=== What to do ===
Transcribe each record below word for word.

=== Excerpted records ===
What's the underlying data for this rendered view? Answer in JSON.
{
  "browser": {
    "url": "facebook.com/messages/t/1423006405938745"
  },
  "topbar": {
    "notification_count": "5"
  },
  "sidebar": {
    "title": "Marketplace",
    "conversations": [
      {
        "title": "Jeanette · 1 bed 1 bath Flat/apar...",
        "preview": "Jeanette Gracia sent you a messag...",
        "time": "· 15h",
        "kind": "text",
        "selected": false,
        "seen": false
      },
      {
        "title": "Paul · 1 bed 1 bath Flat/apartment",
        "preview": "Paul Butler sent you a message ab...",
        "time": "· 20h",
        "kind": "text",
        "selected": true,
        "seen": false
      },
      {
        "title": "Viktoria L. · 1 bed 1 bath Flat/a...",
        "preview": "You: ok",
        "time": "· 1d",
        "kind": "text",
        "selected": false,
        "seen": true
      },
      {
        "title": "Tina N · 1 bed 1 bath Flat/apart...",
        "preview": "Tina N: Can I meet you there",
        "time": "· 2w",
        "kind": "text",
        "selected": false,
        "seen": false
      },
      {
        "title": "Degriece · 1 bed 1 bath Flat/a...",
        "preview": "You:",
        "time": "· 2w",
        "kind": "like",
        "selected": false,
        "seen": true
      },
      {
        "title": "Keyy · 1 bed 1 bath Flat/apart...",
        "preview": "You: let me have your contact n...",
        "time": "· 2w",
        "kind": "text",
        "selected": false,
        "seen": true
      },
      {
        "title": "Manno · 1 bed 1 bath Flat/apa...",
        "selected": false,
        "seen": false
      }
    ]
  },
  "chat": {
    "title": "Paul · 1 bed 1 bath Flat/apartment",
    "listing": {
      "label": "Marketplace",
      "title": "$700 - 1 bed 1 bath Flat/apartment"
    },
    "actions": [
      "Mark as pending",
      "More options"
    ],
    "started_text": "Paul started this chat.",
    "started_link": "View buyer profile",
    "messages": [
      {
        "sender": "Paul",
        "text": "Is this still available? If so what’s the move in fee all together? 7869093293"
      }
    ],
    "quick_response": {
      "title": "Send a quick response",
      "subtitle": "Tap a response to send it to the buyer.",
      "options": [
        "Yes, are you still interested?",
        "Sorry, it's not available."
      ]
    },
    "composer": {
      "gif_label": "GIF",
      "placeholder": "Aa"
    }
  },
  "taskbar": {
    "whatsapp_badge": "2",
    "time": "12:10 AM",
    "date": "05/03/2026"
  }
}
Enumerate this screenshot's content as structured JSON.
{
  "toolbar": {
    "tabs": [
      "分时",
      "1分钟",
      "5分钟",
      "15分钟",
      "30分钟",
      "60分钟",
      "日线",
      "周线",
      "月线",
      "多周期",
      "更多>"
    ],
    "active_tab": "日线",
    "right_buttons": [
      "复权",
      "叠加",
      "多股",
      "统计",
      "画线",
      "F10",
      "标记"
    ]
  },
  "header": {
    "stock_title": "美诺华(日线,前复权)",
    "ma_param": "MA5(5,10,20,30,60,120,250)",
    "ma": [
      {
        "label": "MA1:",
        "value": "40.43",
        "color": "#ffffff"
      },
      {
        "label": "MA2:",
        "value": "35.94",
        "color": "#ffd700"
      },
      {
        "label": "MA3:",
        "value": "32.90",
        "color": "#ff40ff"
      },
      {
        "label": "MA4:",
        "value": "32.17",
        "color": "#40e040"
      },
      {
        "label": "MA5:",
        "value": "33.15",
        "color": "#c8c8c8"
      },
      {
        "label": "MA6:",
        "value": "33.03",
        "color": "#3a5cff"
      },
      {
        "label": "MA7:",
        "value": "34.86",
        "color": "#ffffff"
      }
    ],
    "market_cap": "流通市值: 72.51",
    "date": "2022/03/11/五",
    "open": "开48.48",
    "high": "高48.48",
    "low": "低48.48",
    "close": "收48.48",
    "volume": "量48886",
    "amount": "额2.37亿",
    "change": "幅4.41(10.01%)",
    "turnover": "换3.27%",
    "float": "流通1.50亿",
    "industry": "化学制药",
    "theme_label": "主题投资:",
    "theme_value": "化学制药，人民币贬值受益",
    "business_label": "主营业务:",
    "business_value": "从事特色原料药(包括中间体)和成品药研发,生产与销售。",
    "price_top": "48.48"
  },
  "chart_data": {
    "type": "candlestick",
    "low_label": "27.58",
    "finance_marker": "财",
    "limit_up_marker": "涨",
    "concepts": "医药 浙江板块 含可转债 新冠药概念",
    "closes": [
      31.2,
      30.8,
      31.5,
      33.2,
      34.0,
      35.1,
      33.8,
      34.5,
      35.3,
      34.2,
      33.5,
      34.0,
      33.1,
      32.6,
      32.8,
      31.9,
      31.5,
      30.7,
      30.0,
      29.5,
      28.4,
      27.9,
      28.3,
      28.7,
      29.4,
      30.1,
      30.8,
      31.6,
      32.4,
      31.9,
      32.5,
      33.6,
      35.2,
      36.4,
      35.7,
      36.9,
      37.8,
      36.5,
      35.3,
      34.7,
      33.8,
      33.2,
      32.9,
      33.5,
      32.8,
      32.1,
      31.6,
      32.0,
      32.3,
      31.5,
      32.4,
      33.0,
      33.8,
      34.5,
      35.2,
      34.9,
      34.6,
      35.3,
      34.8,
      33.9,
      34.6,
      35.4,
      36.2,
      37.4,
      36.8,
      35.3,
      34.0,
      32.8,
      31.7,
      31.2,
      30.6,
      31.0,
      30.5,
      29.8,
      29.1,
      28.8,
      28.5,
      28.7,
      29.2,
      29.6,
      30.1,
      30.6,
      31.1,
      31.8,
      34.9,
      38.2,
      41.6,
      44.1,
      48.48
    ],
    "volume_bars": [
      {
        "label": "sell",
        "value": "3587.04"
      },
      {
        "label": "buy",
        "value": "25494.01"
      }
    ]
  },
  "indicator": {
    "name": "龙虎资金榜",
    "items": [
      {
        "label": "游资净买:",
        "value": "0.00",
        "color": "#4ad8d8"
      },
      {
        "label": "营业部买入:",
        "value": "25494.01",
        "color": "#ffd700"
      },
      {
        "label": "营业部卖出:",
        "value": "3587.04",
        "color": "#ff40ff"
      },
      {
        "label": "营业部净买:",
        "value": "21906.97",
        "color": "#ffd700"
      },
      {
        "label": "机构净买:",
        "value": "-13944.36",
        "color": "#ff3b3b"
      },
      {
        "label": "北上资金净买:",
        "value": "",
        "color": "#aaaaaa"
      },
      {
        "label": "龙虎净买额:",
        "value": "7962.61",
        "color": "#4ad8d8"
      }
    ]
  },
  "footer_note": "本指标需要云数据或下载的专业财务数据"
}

=== Output for this exercise ===
What's the underlying data for this rendered view? Answer in JSON.
{
  "browser": {
    "url": "facebook.com/messages/t/1423006405938745"
  },
  "topbar": {
    "notification_count": "5"
  },
  "sidebar": {
    "title": "Marketplace",
    "conversations": [
      {
        "title": "Jeanette · 1 bed 1 bath Flat/apar...",
        "preview": "Jeanette Gracia sent you a messag...",
        "time": "· 15h",
        "kind": "text",
        "selected": false,
        "seen": false
      },
      {
        "title": "Paul · 1 bed 1 bath Flat/apartment",
        "preview": "Paul Butler sent you a message ab...",
        "time": "· 20h",
        "kind": "text",
        "selected": true,
        "seen": false
      },
      {
        "title": "Viktoria L. · 1 bed 1 bath Flat/a...",
        "preview": "You: ok",
        "time": "· 1d",
        "kind": "text",
        "selected": false,
        "seen": true
      },
      {
        "title": "Tina N · 1 bed 1 bath Flat/apart...",
        "preview": "Tina N: Can I meet you there",
        "time": "· 2w",
        "kind": "text",
        "selected": false,
        "seen": false
      },
      {
        "title": "Degriece · 1 bed 1 bath Flat/a...",
        "preview": "You:",
        "time": "· 2w",
        "kind": "like",
        "selected": false,
        "seen": true
      },
      {
        "title": "Keyy · 1 bed 1 bath Flat/apart...",
        "preview": "You: let me have your contact n...",
        "time": "· 2w",
        "kind": "text",
        "selected": false,
        "seen": true
      },
      {
        "title": "Manno · 1 bed 1 bath Flat/apa...",
        "selected": false,
        "seen": false
      }
    ]
  },
  "chat": {
    "title": "Paul · 1 bed 1 bath Flat/apartment",
    "listing": {
      "label": "Marketplace",
      "title": "$700 - 1 bed 1 bath Flat/apartment"
    },
    "actions": [
      "Mark as pending",
      "More options"
    ],
    "started_text": "Paul started this chat.",
    "started_link": "View buyer profile",
    "messages": [
      {
        "sender": "Paul",
        "text": "Is this still available? If so what’s the move in fee all together? 7869093293"
      }
    ],
    "quick_response": {
      "title": "Send a quick response",
      "subtitle": "Tap a response to send it to the buyer.",
      "options": [
        "Yes, are you still interested?",
        "Sorry, it's not available."
      ]
    },
    "composer": {
      "gif_label": "GIF",
      "placeholder": "Aa"
    }
  },
  "taskbar": {
    "whatsapp_badge": "2",
    "time": "12:10 AM",
    "date": "05/03/2026"
  }
}
Enumerate this screenshot's content as structured JSON.
{
  "toolbar": {
    "tabs": [
      "分时",
      "1分钟",
      "5分钟",
      "15分钟",
      "30分钟",
      "60分钟",
      "日线",
      "周线",
      "月线",
      "多周期",
      "更多>"
    ],
    "active_tab": "日线",
    "right_buttons": [
      "复权",
      "叠加",
      "多股",
      "统计",
      "画线",
      "F10",
      "标记"
    ]
  },
  "header": {
    "stock_title": "美诺华(日线,前复权)",
    "ma_param": "MA5(5,10,20,30,60,120,250)",
    "ma": [
      {
        "label": "MA1:",
        "value": "40.43",
        "color": "#ffffff"
      },
      {
        "label": "MA2:",
        "value": "35.94",
        "color": "#ffd700"
      },
      {
        "label": "MA3:",
        "value": "32.90",
        "color": "#ff40ff"
      },
      {
        "label": "MA4:",
        "value": "32.17",
        "color": "#40e040"
      },
      {
        "label": "MA5:",
        "value": "33.15",
        "color": "#c8c8c8"
      },
      {
        "label": "MA6:",
        "value": "33.03",
        "color": "#3a5cff"
      },
      {
        "label": "MA7:",
        "value": "34.86",
        "color": "#ffffff"
      }
    ],
    "market_cap": "流通市值: 72.51",
    "date": "2022/03/11/五",
    "open": "开48.48",
    "high": "高48.48",
    "low": "低48.48",
    "close": "收48.48",
    "volume": "量48886",
    "amount": "额2.37亿",
    "change": "幅4.41(10.01%)",
    "turnover": "换3.27%",
    "float": "流通1.50亿",
    "industry": "化学制药",
    "theme_label": "主题投资:",
    "theme_value": "化学制药，人民币贬值受益",
    "business_label": "主营业务:",
    "business_value": "从事特色原料药(包括中间体)和成品药研发,生产与销售。",
    "price_top": "48.48"
  },
  "chart_data": {
    "type": "candlestick",
    "low_label": "27.58",
    "finance_marker": "财",
    "limit_up_marker": "涨",
    "concepts": "医药 浙江板块 含可转债 新冠药概念",
    "closes": [
      31.2,
      30.8,
      31.5,
      33.2,
      34.0,
      35.1,
      33.8,
      34.5,
      35.3,
      34.2,
      33.5,
      34.0,
      33.1,
      32.6,
      32.8,
      31.9,
      31.5,
      30.7,
      30.0,
      29.5,
      28.4,
      27.9,
      28.3,
      28.7,
      29.4,
      30.1,
      30.8,
      31.6,
      32.4,
      31.9,
      32.5,
      33.6,
      35.2,
      36.4,
      35.7,
      36.9,
      37.8,
      36.5,
      35.3,
      34.7,
      33.8,
      33.2,
      32.9,
      33.5,
      32.8,
      32.1,
      31.6,
      32.0,
      32.3,
      31.5,
      32.4,
      33.0,
      33.8,
      34.5,
      35.2,
      34.9,
      34.6,
      35.3,
      34.8,
      33.9,
      34.6,
      35.4,
      36.2,
      37.4,
      36.8,
      35.3,
      34.0,
      32.8,
      31.7,
      31.2,
      30.6,
      31.0,
      30.5,
      29.8,
      29.1,
      28.8,
      28.5,
      28.7,
      29.2,
      29.6,
      30.1,
      30.6,
      31.1,
      31.8,
      34.9,
      38.2,
      41.6,
      44.1,
      48.48
    ],
    "volume_bars": [
      {
        "label": "sell",
        "value": "3587.04"
      },
      {
        "label": "buy",
        "value": "25494.01"
      }
    ]
  },
  "indicator": {
    "name": "龙虎资金榜",
    "items": [
      {
        "label": "游资净买:",
        "value": "0.00",
        "color": "#4ad8d8"
      },
      {
        "label": "营业部买入:",
        "value": "25494.01",
        "color": "#ffd700"
      },
      {
        "label": "营业部卖出:",
        "value": "3587.04",
        "color": "#ff40ff"
      },
      {
        "label": "营业部净买:",
        "value": "21906.97",
        "color": "#ffd700"
      },
      {
        "label": "机构净买:",
        "value": "-13944.36",
        "color": "#ff3b3b"
      },
      {
        "label": "北上资金净买:",
        "value": "",
        "color": "#aaaaaa"
      },
      {
        "label": "龙虎净买额:",
        "value": "7962.61",
        "color": "#4ad8d8"
      }
    ]
  },
  "footer_note": "本指标需要云数据或下载的专业财务数据"
}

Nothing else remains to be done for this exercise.